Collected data
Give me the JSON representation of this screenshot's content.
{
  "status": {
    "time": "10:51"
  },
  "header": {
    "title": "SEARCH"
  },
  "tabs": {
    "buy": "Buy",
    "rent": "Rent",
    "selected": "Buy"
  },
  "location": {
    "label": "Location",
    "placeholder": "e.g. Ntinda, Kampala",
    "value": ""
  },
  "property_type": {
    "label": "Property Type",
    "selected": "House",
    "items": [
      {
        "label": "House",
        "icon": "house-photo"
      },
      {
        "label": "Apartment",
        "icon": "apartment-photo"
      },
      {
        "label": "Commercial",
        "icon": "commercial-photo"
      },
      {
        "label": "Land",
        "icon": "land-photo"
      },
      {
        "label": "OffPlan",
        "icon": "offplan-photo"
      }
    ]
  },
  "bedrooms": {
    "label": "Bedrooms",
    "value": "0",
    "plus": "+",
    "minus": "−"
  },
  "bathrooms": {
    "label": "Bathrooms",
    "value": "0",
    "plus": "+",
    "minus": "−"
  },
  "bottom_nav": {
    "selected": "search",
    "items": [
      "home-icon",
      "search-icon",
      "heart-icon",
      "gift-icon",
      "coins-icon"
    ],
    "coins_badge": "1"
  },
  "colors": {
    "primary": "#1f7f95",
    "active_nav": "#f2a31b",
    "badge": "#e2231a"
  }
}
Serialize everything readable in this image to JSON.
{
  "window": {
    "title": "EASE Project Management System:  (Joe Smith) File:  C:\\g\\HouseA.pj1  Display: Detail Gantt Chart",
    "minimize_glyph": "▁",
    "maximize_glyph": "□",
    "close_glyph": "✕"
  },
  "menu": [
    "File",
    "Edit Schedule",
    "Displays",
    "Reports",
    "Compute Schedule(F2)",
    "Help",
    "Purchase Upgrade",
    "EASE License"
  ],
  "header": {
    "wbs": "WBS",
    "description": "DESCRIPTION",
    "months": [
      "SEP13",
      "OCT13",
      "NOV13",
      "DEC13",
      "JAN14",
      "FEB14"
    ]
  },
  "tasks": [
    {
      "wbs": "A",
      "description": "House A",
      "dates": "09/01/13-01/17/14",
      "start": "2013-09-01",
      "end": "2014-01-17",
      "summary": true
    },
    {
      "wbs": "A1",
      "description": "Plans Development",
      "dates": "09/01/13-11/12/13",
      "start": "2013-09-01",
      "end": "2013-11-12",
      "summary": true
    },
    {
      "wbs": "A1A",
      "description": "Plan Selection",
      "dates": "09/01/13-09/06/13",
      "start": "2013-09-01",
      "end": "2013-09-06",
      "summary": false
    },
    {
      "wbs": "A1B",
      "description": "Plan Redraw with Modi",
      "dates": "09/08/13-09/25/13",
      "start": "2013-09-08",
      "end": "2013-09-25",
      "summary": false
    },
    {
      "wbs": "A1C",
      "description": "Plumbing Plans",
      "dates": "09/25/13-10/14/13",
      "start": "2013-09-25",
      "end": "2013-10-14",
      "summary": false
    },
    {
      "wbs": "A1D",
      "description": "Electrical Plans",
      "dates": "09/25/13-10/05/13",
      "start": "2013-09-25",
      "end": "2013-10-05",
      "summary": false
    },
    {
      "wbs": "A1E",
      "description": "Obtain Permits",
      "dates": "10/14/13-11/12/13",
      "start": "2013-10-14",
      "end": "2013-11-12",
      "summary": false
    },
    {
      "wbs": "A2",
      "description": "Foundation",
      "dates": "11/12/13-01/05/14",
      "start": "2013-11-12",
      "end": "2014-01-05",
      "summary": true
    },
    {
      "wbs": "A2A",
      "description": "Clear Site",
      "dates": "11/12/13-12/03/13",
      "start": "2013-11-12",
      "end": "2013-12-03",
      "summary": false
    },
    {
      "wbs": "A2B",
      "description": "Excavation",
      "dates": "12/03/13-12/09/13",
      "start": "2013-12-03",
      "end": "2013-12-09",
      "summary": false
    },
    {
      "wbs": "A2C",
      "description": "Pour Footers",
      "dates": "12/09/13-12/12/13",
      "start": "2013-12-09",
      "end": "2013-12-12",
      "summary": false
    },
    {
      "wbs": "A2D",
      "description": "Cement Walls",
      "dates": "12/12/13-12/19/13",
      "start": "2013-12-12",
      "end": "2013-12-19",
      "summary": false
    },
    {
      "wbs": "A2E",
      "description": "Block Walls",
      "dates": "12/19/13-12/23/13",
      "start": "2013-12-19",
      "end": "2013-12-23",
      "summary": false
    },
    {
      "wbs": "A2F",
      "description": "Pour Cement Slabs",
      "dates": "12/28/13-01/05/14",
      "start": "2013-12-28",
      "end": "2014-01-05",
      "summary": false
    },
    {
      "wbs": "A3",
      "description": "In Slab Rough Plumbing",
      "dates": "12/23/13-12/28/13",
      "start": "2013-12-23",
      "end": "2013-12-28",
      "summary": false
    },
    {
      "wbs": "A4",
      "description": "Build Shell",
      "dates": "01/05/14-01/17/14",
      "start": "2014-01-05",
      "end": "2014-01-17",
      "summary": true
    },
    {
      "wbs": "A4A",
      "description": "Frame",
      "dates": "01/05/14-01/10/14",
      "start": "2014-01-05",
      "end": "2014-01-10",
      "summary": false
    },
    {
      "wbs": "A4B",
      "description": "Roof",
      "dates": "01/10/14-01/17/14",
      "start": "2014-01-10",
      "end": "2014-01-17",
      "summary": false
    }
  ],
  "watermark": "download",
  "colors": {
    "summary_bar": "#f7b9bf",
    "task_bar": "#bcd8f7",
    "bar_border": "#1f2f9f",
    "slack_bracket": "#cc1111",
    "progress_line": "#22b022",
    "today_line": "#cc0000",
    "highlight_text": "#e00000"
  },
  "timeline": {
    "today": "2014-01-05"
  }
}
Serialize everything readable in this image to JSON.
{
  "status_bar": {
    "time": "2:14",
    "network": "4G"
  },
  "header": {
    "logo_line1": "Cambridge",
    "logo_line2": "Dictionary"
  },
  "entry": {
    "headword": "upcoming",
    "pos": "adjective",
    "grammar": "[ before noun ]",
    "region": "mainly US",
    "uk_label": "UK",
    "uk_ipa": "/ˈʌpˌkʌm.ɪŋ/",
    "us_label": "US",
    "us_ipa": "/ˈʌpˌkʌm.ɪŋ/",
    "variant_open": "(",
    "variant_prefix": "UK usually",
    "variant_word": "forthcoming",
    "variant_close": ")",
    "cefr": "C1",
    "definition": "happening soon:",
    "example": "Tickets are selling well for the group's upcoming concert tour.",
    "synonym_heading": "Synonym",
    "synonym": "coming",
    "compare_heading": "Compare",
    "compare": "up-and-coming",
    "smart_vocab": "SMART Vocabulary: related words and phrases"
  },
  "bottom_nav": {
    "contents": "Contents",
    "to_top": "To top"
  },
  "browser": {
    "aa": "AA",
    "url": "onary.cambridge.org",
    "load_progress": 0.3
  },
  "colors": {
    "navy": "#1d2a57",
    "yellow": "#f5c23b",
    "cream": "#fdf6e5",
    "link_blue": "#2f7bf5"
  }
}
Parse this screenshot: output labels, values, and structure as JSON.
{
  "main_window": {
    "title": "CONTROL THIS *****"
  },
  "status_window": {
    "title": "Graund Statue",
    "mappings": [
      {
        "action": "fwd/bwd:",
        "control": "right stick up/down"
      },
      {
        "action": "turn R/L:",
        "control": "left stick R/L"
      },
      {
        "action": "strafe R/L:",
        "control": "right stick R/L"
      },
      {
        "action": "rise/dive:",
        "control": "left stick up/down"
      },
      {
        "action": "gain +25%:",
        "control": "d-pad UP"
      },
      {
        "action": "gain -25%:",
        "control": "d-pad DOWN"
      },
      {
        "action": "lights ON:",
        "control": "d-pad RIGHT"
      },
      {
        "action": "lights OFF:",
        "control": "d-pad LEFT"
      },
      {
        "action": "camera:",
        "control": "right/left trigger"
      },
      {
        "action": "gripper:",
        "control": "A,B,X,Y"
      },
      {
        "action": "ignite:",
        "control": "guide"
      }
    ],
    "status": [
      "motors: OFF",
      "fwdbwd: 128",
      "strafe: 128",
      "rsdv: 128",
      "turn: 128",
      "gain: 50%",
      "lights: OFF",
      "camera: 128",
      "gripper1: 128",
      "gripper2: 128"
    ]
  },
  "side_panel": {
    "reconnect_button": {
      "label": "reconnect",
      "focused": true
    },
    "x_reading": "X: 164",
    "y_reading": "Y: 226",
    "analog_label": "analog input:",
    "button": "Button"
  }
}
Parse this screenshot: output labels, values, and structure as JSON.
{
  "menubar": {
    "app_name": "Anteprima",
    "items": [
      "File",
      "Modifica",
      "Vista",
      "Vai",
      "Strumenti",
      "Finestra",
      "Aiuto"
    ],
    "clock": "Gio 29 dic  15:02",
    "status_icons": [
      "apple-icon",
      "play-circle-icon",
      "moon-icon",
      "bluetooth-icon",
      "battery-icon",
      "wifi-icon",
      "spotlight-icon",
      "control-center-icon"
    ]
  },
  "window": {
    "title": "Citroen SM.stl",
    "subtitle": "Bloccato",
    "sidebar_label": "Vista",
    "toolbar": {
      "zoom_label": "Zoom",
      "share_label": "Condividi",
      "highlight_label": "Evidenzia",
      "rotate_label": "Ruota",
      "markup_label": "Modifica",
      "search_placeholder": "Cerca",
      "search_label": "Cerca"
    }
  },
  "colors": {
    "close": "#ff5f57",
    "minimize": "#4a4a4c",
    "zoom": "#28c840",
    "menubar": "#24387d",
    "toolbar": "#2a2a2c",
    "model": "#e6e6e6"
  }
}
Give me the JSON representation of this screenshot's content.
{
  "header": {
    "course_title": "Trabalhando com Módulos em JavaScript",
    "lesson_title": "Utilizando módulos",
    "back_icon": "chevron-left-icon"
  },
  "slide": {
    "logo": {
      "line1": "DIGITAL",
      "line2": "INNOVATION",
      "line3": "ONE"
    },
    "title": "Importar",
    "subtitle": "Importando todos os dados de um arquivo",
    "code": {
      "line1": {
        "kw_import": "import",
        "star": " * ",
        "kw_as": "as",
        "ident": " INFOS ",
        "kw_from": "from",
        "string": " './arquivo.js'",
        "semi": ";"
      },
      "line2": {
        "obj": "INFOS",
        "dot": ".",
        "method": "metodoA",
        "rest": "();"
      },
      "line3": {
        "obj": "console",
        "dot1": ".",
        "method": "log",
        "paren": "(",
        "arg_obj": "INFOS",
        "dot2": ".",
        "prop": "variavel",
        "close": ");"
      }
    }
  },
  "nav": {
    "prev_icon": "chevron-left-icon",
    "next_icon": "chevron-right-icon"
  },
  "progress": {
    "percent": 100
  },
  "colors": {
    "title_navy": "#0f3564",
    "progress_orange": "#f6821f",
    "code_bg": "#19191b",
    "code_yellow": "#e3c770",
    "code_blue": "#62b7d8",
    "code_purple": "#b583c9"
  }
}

Written task
Check each line of the data above for the string "stick" and report only how many lines have it.

Task result
4